[Data records]
_ _ _ _ _ _ _
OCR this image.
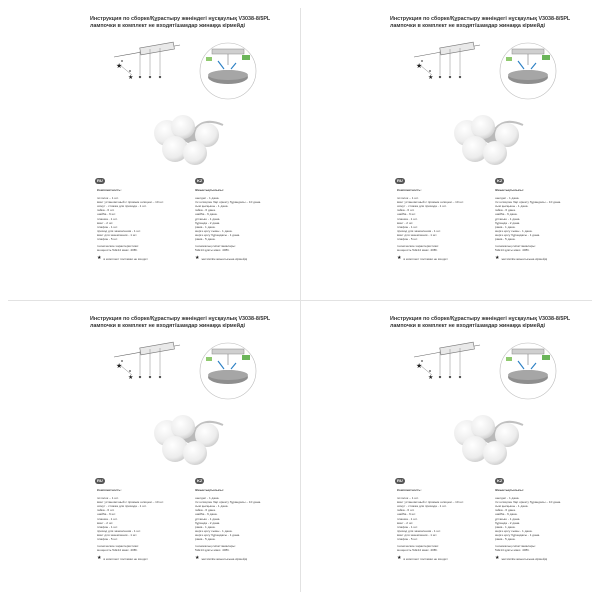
Инструкция по сборке/Құрастыру жөніндегі нұсқаулық V3038-8/5PL
лампочки в комплект не входят/шамдар жинаққа кірмейді
★
★
RU	KZ
Комплектность:
потолок – 1 шт.
винт установочный с прямым шлицем – 10 шт.
хомут - стяжка для провода - 1 шт.
гайка - 6 шт.
шайба - 6 шт.
плашка - 1 шт.
винт - 2 шт.
плафон - 1 шт.
провод для заземления - 1 шт.
винт для заземления - 1 шт.
плафон - 5 шт.
технические характеристики:
мощность 5хЕ14 макс. 40Вт.
★ в комплект поставки не входит
Жиынтықтылығы:
шөлдеп - 1 дана.
тік шлицпен бар орнату бұрандасы – 10 дана.
сым қысқышы - 1 дана.
гайка - 6 дана.
шайба - 6 дана.
ұстағыш - 1 дана.
бұранда - 2 дана.
рама - 1 дана.
жерге қосу сымы - 1 дана.
жерге қосу бұрандасы - 1 дана.
рама - 5 дана.
техникалық сипаттамалары:
5хЕ14 қуаты макс. 40Вт.
★ жеткізілім жиынтығына кірмейді
Инструкция по сборке/Құрастыру жөніндегі нұсқаулық V3038-8/5PL
лампочки в комплект не входят/шамдар жинаққа кірмейді
★
★
RU	KZ
Комплектность:
потолок – 1 шт.
винт установочный с прямым шлицем – 10 шт.
хомут - стяжка для провода - 1 шт.
гайка - 6 шт.
шайба - 6 шт.
плашка - 1 шт.
винт - 2 шт.
плафон - 1 шт.
провод для заземления - 1 шт.
винт для заземления - 1 шт.
плафон - 5 шт.
технические характеристики:
мощность 5хЕ14 макс. 40Вт.
★ в комплект поставки не входит
Жиынтықтылығы:
шөлдеп - 1 дана.
тік шлицпен бар орнату бұрандасы – 10 дана.
сым қысқышы - 1 дана.
гайка - 6 дана.
шайба - 6 дана.
ұстағыш - 1 дана.
бұранда - 2 дана.
рама - 1 дана.
жерге қосу сымы - 1 дана.
жерге қосу бұрандасы - 1 дана.
рама - 5 дана.
техникалық сипаттамалары:
5хЕ14 қуаты макс. 40Вт.
★ жеткізілім жиынтығына кірмейді
Инструкция по сборке/Құрастыру жөніндегі нұсқаулық V3038-8/5PL
лампочки в комплект не входят/шамдар жинаққа кірмейді
★
★
RU	KZ
Комплектность:
потолок – 1 шт.
винт установочный с прямым шлицем – 10 шт.
хомут - стяжка для провода - 1 шт.
гайка - 6 шт.
шайба - 6 шт.
плашка - 1 шт.
винт - 2 шт.
плафон - 1 шт.
провод для заземления - 1 шт.
винт для заземления - 1 шт.
плафон - 5 шт.
технические характеристики:
мощность 5хЕ14 макс. 40Вт.
★ в комплект поставки не входит
Жиынтықтылығы:
шөлдеп - 1 дана.
тік шлицпен бар орнату бұрандасы – 10 дана.
сым қысқышы - 1 дана.
гайка - 6 дана.
шайба - 6 дана.
ұстағыш - 1 дана.
бұранда - 2 дана.
рама - 1 дана.
жерге қосу сымы - 1 дана.
жерге қосу бұрандасы - 1 дана.
рама - 5 дана.
техникалық сипаттамалары:
5хЕ14 қуаты макс. 40Вт.
★ жеткізілім жиынтығына кірмейді
Инструкция по сборке/Құрастыру жөніндегі нұсқаулық V3038-8/5PL
лампочки в комплект не входят/шамдар жинаққа кірмейді
★
★
RU	KZ
Комплектность:
потолок – 1 шт.
винт установочный с прямым шлицем – 10 шт.
хомут - стяжка для провода - 1 шт.
гайка - 6 шт.
шайба - 6 шт.
плашка - 1 шт.
винт - 2 шт.
плафон - 1 шт.
провод для заземления - 1 шт.
винт для заземления - 1 шт.
плафон - 5 шт.
технические характеристики:
мощность 5хЕ14 макс. 40Вт.
★ в комплект поставки не входит
Жиынтықтылығы:
шөлдеп - 1 дана.
тік шлицпен бар орнату бұрандасы – 10 дана.
сым қысқышы - 1 дана.
гайка - 6 дана.
шайба - 6 дана.
ұстағыш - 1 дана.
бұранда - 2 дана.
рама - 1 дана.
жерге қосу сымы - 1 дана.
жерге қосу бұрандасы - 1 дана.
рама - 5 дана.
техникалық сипаттамалары:
5хЕ14 қуаты макс. 40Вт.
★ жеткізілім жиынтығына кірмейді
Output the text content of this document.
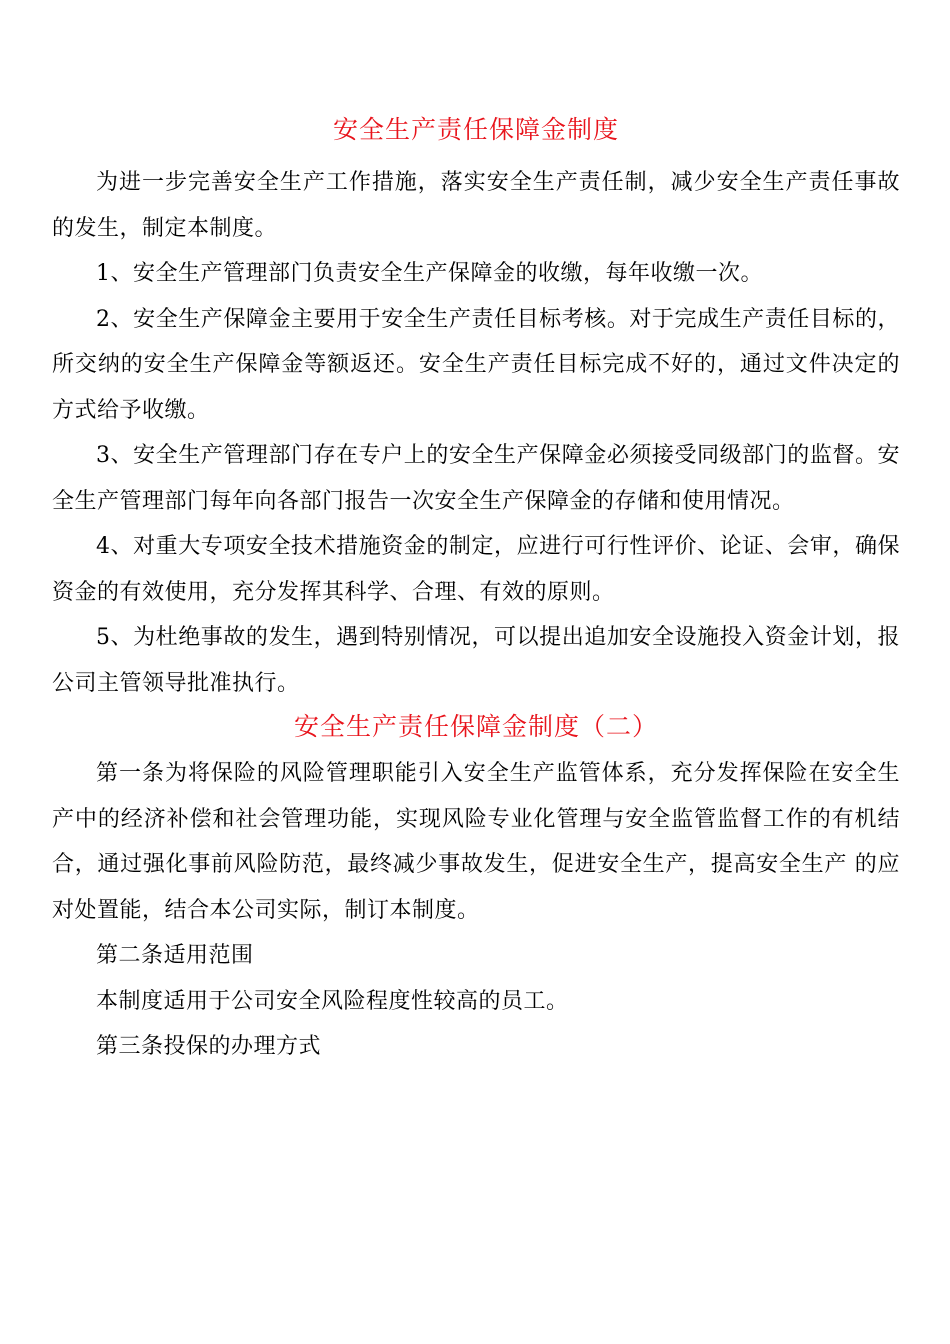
安全生产责任保障金制度

为进一步完善安全生产工作措施，落实安全生产责任制，减少安全生产责任事故的发生，制定本制度。

1、安全生产管理部门负责安全生产保障金的收缴，每年收缴一次。

2、安全生产保障金主要用于安全生产责任目标考核。对于完成生产责任目标的，所交纳的安全生产保障金等额返还。安全生产责任目标完成不好的，通过文件决定的方式给予收缴。

3、安全生产管理部门存在专户上的安全生产保障金必须接受同级部门的监督。安全生产管理部门每年向各部门报告一次安全生产保障金的存储和使用情况。

4、对重大专项安全技术措施资金的制定，应进行可行性评价、论证、会审，确保资金的有效使用，充分发挥其科学、合理、有效的原则。

5、为杜绝事故的发生，遇到特别情况，可以提出追加安全设施投入资金计划，报公司主管领导批准执行。

安全生产责任保障金制度（二）

第一条为将保险的风险管理职能引入安全生产监管体系，充分发挥保险在安全生产中的经济补偿和社会管理功能，实现风险专业化管理与安全监管监督工作的有机结合，通过强化事前风险防范，最终减少事故发生，促进安全生产，提高安全生产 的应对处置能，结合本公司实际，制订本制度。

第二条适用范围

本制度适用于公司安全风险程度性较高的员工。

第三条投保的办理方式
_ _ _ _ _ _ _
WHAT THE TASK ASKS: Pictures in the records above should not be copied. Repeat everything else exactly.

EXPECTED OUTPUT:
OCR this image.
Инструкция по сборке/Құрастыру жөніндегі нұсқаулық V3038-8/5PL
лампочки в комплект не входят/шамдар жинаққа кірмейді
★
★
RU	KZ
Комплектность:
потолок – 1 шт.
винт установочный с прямым шлицем – 10 шт.
хомут - стяжка для провода - 1 шт.
гайка - 6 шт.
шайба - 6 шт.
плашка - 1 шт.
винт - 2 шт.
плафон - 1 шт.
провод для заземления - 1 шт.
винт для заземления - 1 шт.
плафон - 5 шт.
технические характеристики:
мощность 5хЕ14 макс. 40Вт.
★ в комплект поставки не входит
Жиынтықтылығы:
шөлдеп - 1 дана.
тік шлицпен бар орнату бұрандасы – 10 дана.
сым қысқышы - 1 дана.
гайка - 6 дана.
шайба - 6 дана.
ұстағыш - 1 дана.
бұранда - 2 дана.
рама - 1 дана.
жерге қосу сымы - 1 дана.
жерге қосу бұрандасы - 1 дана.
рама - 5 дана.
техникалық сипаттамалары:
5хЕ14 қуаты макс. 40Вт.
★ жеткізілім жиынтығына кірмейді
Инструкция по сборке/Құрастыру жөніндегі нұсқаулық V3038-8/5PL
лампочки в комплект не входят/шамдар жинаққа кірмейді
★
★
RU	KZ
Комплектность:
потолок – 1 шт.
винт установочный с прямым шлицем – 10 шт.
хомут - стяжка для провода - 1 шт.
гайка - 6 шт.
шайба - 6 шт.
плашка - 1 шт.
винт - 2 шт.
плафон - 1 шт.
провод для заземления - 1 шт.
винт для заземления - 1 шт.
плафон - 5 шт.
технические характеристики:
мощность 5хЕ14 макс. 40Вт.
★ в комплект поставки не входит
Жиынтықтылығы:
шөлдеп - 1 дана.
тік шлицпен бар орнату бұрандасы – 10 дана.
сым қысқышы - 1 дана.
гайка - 6 дана.
шайба - 6 дана.
ұстағыш - 1 дана.
бұранда - 2 дана.
рама - 1 дана.
жерге қосу сымы - 1 дана.
жерге қосу бұрандасы - 1 дана.
рама - 5 дана.
техникалық сипаттамалары:
5хЕ14 қуаты макс. 40Вт.
★ жеткізілім жиынтығына кірмейді
Инструкция по сборке/Құрастыру жөніндегі нұсқаулық V3038-8/5PL
лампочки в комплект не входят/шамдар жинаққа кірмейді
★
★
RU	KZ
Комплектность:
потолок – 1 шт.
винт установочный с прямым шлицем – 10 шт.
хомут - стяжка для провода - 1 шт.
гайка - 6 шт.
шайба - 6 шт.
плашка - 1 шт.
винт - 2 шт.
плафон - 1 шт.
провод для заземления - 1 шт.
винт для заземления - 1 шт.
плафон - 5 шт.
технические характеристики:
мощность 5хЕ14 макс. 40Вт.
★ в комплект поставки не входит
Жиынтықтылығы:
шөлдеп - 1 дана.
тік шлицпен бар орнату бұрандасы – 10 дана.
сым қысқышы - 1 дана.
гайка - 6 дана.
шайба - 6 дана.
ұстағыш - 1 дана.
бұранда - 2 дана.
рама - 1 дана.
жерге қосу сымы - 1 дана.
жерге қосу бұрандасы - 1 дана.
рама - 5 дана.
техникалық сипаттамалары:
5хЕ14 қуаты макс. 40Вт.
★ жеткізілім жиынтығына кірмейді
Инструкция по сборке/Құрастыру жөніндегі нұсқаулық V3038-8/5PL
лампочки в комплект не входят/шамдар жинаққа кірмейді
★
★
RU	KZ
Комплектность:
потолок – 1 шт.
винт установочный с прямым шлицем – 10 шт.
хомут - стяжка для провода - 1 шт.
гайка - 6 шт.
шайба - 6 шт.
плашка - 1 шт.
винт - 2 шт.
плафон - 1 шт.
провод для заземления - 1 шт.
винт для заземления - 1 шт.
плафон - 5 шт.
технические характеристики:
мощность 5хЕ14 макс. 40Вт.
★ в комплект поставки не входит
Жиынтықтылығы:
шөлдеп - 1 дана.
тік шлицпен бар орнату бұрандасы – 10 дана.
сым қысқышы - 1 дана.
гайка - 6 дана.
шайба - 6 дана.
ұстағыш - 1 дана.
бұранда - 2 дана.
рама - 1 дана.
жерге қосу сымы - 1 дана.
жерге қосу бұрандасы - 1 дана.
рама - 5 дана.
техникалық сипаттамалары:
5хЕ14 қуаты макс. 40Вт.
★ жеткізілім жиынтығына кірмейді
Output the text content of this document.
安全生产责任保障金制度

为进一步完善安全生产工作措施，落实安全生产责任制，减少安全生产责任事故的发生，制定本制度。

1、安全生产管理部门负责安全生产保障金的收缴，每年收缴一次。

2、安全生产保障金主要用于安全生产责任目标考核。对于完成生产责任目标的，所交纳的安全生产保障金等额返还。安全生产责任目标完成不好的，通过文件决定的方式给予收缴。

3、安全生产管理部门存在专户上的安全生产保障金必须接受同级部门的监督。安全生产管理部门每年向各部门报告一次安全生产保障金的存储和使用情况。

4、对重大专项安全技术措施资金的制定，应进行可行性评价、论证、会审，确保资金的有效使用，充分发挥其科学、合理、有效的原则。

5、为杜绝事故的发生，遇到特别情况，可以提出追加安全设施投入资金计划，报公司主管领导批准执行。

安全生产责任保障金制度（二）

第一条为将保险的风险管理职能引入安全生产监管体系，充分发挥保险在安全生产中的经济补偿和社会管理功能，实现风险专业化管理与安全监管监督工作的有机结合，通过强化事前风险防范，最终减少事故发生，促进安全生产，提高安全生产 的应对处置能，结合本公司实际，制订本制度。

第二条适用范围

本制度适用于公司安全风险程度性较高的员工。

第三条投保的办理方式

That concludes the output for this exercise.